[Saved entries]
= = = = =

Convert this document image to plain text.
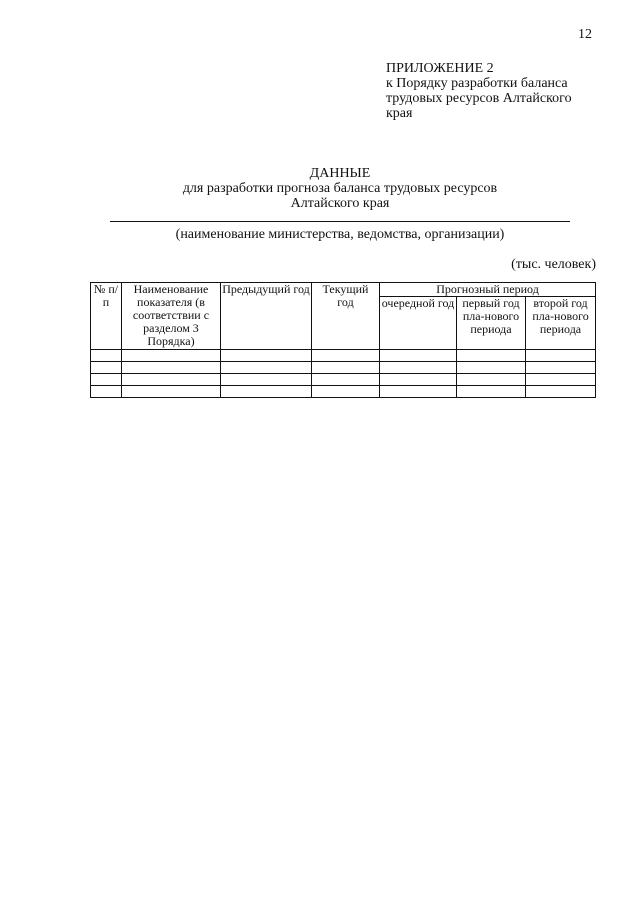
12
ПРИЛОЖЕНИЕ 2
к Порядку разработки баланса
трудовых ресурсов Алтайского
края
ДАННЫЕ
для разработки прогноза баланса трудовых ресурсов
Алтайского края
(наименование министерства, ведомства, организации)
(тыс. человек)
№ п/п	Наименование показателя (в соответствии с разделом 3 Порядка)	Предыдущий год	Текущий год	Прогнозный период		
				очередной год	первый год пла-нового периода	второй год пла-нового периода
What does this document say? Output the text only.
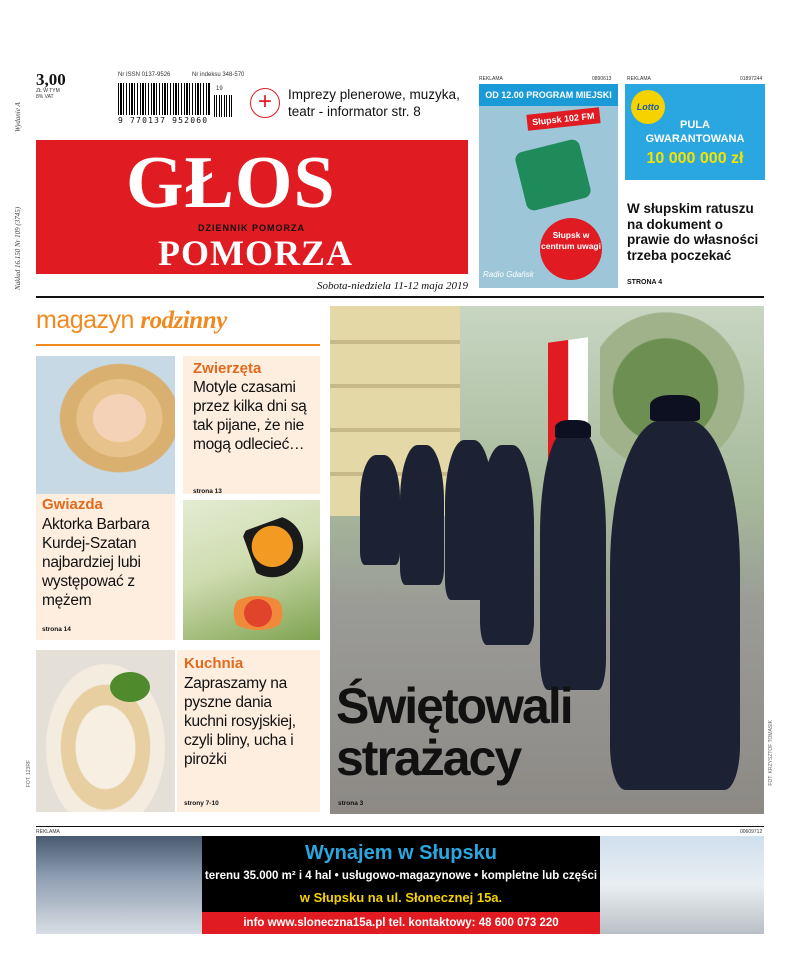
Wydanie A
Nakład 16.150 Nr 109 (3745)
3,00
ZŁ W TYM 8% VAT
Nr ISSN 0137-9526	Nr indeksu 348-570
19
9 770137 952060
+	Imprezy plenerowe, muzyka, teatr - informator str. 8
GŁOS
DZIENNIK POMORZA
POMORZA
Sobota-niedziela 11-12 maja 2019
REKLAMA	0890613
OD 12.00 PROGRAM MIEJSKI
Słupsk 102 FM
Słupsk w centrum uwagi
Radio Gdańsk
REKLAMA	01897244
Lotto
PULA
GWARANTOWANA
10 000 000 zł
W słupskim ratuszu na dokument o prawie do własności trzeba poczekać
STRONA 4
magazyn rodzinny
Zwierzęta
Motyle czasami przez kilka dni są tak pijane, że nie mogą odlecieć…
strona 13
Gwiazda
Aktorka Barbara Kurdej-Szatan najbardziej lubi występować z mężem
strona 14
Kuchnia
Zapraszamy na pyszne dania kuchni rosyjskiej, czyli bliny, ucha i pirożki
strony 7-10
Świętowali
strażacy
strona 3
FOT. KRZYSZTOF TOMASIK
FOT. 123RF
REKLAMA	00609712
Wynajem w Słupsku
terenu 35.000 m² i 4 hal • usługowo-magazynowe • kompletne lub części
w Słupsku na ul. Słonecznej 15a.
info www.sloneczna15a.pl tel. kontaktowy: 48 600 073 220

= = = = =

- SHORT PROBLEM:
Quote the records above exactly, leaving out any pictures.

- RESULT OF THE TASK:
Convert this document image to plain text.
12
ПРИЛОЖЕНИЕ 2
к Порядку разработки баланса
трудовых ресурсов Алтайского
края
ДАННЫЕ
для разработки прогноза баланса трудовых ресурсов
Алтайского края
(наименование министерства, ведомства, организации)
(тыс. человек)
№ п/п	Наименование показателя (в соответствии с разделом 3 Порядка)	Предыдущий год	Текущий год	Прогнозный период		
				очередной год	первый год пла-нового периода	второй год пла-нового периода
What does this document say? Output the text only.
Wydanie A
Nakład 16.150 Nr 109 (3745)
3,00
ZŁ W TYM 8% VAT
Nr ISSN 0137-9526	Nr indeksu 348-570
19
9 770137 952060
+	Imprezy plenerowe, muzyka, teatr - informator str. 8
GŁOS
DZIENNIK POMORZA
POMORZA
Sobota-niedziela 11-12 maja 2019
REKLAMA	0890613
OD 12.00 PROGRAM MIEJSKI
Słupsk 102 FM
Słupsk w centrum uwagi
Radio Gdańsk
REKLAMA	01897244
Lotto
PULA
GWARANTOWANA
10 000 000 zł
W słupskim ratuszu na dokument o prawie do własności trzeba poczekać
STRONA 4
magazyn rodzinny
Zwierzęta
Motyle czasami przez kilka dni są tak pijane, że nie mogą odlecieć…
strona 13
Gwiazda
Aktorka Barbara Kurdej-Szatan najbardziej lubi występować z mężem
strona 14
Kuchnia
Zapraszamy na pyszne dania kuchni rosyjskiej, czyli bliny, ucha i pirożki
strony 7-10
Świętowali
strażacy
strona 3
FOT. KRZYSZTOF TOMASIK
FOT. 123RF
REKLAMA	00609712
Wynajem w Słupsku
terenu 35.000 m² i 4 hal • usługowo-magazynowe • kompletne lub części
w Słupsku na ul. Słonecznej 15a.
info www.sloneczna15a.pl tel. kontaktowy: 48 600 073 220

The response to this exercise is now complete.